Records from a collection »
* Start *

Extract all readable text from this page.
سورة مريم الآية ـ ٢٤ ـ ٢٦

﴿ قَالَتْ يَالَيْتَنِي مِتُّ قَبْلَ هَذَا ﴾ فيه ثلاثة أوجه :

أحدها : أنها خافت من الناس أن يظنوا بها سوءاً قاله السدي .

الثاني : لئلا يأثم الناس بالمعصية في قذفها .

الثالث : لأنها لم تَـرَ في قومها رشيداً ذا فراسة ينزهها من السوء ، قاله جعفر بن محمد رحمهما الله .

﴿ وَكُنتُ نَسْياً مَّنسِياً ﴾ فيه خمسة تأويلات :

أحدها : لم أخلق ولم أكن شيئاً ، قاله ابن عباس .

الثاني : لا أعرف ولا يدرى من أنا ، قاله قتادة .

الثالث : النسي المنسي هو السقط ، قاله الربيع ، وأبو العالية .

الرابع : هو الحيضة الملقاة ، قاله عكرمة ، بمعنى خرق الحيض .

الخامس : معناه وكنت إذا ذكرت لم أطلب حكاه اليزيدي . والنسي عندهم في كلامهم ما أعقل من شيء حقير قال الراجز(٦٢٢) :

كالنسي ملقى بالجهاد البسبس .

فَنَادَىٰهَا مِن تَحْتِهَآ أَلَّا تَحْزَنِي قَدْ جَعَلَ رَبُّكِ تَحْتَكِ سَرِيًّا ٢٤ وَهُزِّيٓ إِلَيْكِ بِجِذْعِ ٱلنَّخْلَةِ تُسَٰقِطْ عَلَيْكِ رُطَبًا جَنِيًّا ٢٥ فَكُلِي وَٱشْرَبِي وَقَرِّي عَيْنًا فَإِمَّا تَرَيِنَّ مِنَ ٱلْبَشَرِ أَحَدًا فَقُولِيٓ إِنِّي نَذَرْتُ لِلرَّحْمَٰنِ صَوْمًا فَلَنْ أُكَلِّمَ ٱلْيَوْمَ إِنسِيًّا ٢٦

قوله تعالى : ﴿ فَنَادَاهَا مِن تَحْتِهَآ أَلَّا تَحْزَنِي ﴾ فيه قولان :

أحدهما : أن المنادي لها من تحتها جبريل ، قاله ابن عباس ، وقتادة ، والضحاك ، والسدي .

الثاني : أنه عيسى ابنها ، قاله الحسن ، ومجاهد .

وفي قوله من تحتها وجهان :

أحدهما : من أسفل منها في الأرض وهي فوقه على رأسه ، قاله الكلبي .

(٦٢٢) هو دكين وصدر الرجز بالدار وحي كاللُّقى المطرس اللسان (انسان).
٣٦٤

* End *

WHAT IS BEING ASKED »
Exact copies of all the records are required.

EXERCISE OUTPUT »
Extract all readable text from this page.
سورة مريم الآية ـ ٢٤ ـ ٢٦

﴿ قَالَتْ يَالَيْتَنِي مِتُّ قَبْلَ هَذَا ﴾ فيه ثلاثة أوجه :

أحدها : أنها خافت من الناس أن يظنوا بها سوءاً قاله السدي .

الثاني : لئلا يأثم الناس بالمعصية في قذفها .

الثالث : لأنها لم تَـرَ في قومها رشيداً ذا فراسة ينزهها من السوء ، قاله جعفر بن محمد رحمهما الله .

﴿ وَكُنتُ نَسْياً مَّنسِياً ﴾ فيه خمسة تأويلات :

أحدها : لم أخلق ولم أكن شيئاً ، قاله ابن عباس .

الثاني : لا أعرف ولا يدرى من أنا ، قاله قتادة .

الثالث : النسي المنسي هو السقط ، قاله الربيع ، وأبو العالية .

الرابع : هو الحيضة الملقاة ، قاله عكرمة ، بمعنى خرق الحيض .

الخامس : معناه وكنت إذا ذكرت لم أطلب حكاه اليزيدي . والنسي عندهم في كلامهم ما أعقل من شيء حقير قال الراجز(٦٢٢) :

كالنسي ملقى بالجهاد البسبس .

فَنَادَىٰهَا مِن تَحْتِهَآ أَلَّا تَحْزَنِي قَدْ جَعَلَ رَبُّكِ تَحْتَكِ سَرِيًّا ٢٤ وَهُزِّيٓ إِلَيْكِ بِجِذْعِ ٱلنَّخْلَةِ تُسَٰقِطْ عَلَيْكِ رُطَبًا جَنِيًّا ٢٥ فَكُلِي وَٱشْرَبِي وَقَرِّي عَيْنًا فَإِمَّا تَرَيِنَّ مِنَ ٱلْبَشَرِ أَحَدًا فَقُولِيٓ إِنِّي نَذَرْتُ لِلرَّحْمَٰنِ صَوْمًا فَلَنْ أُكَلِّمَ ٱلْيَوْمَ إِنسِيًّا ٢٦

قوله تعالى : ﴿ فَنَادَاهَا مِن تَحْتِهَآ أَلَّا تَحْزَنِي ﴾ فيه قولان :

أحدهما : أن المنادي لها من تحتها جبريل ، قاله ابن عباس ، وقتادة ، والضحاك ، والسدي .

الثاني : أنه عيسى ابنها ، قاله الحسن ، ومجاهد .

وفي قوله من تحتها وجهان :

أحدهما : من أسفل منها في الأرض وهي فوقه على رأسه ، قاله الكلبي .

(٦٢٢) هو دكين وصدر الرجز بالدار وحي كاللُّقى المطرس اللسان (انسان).
٣٦٤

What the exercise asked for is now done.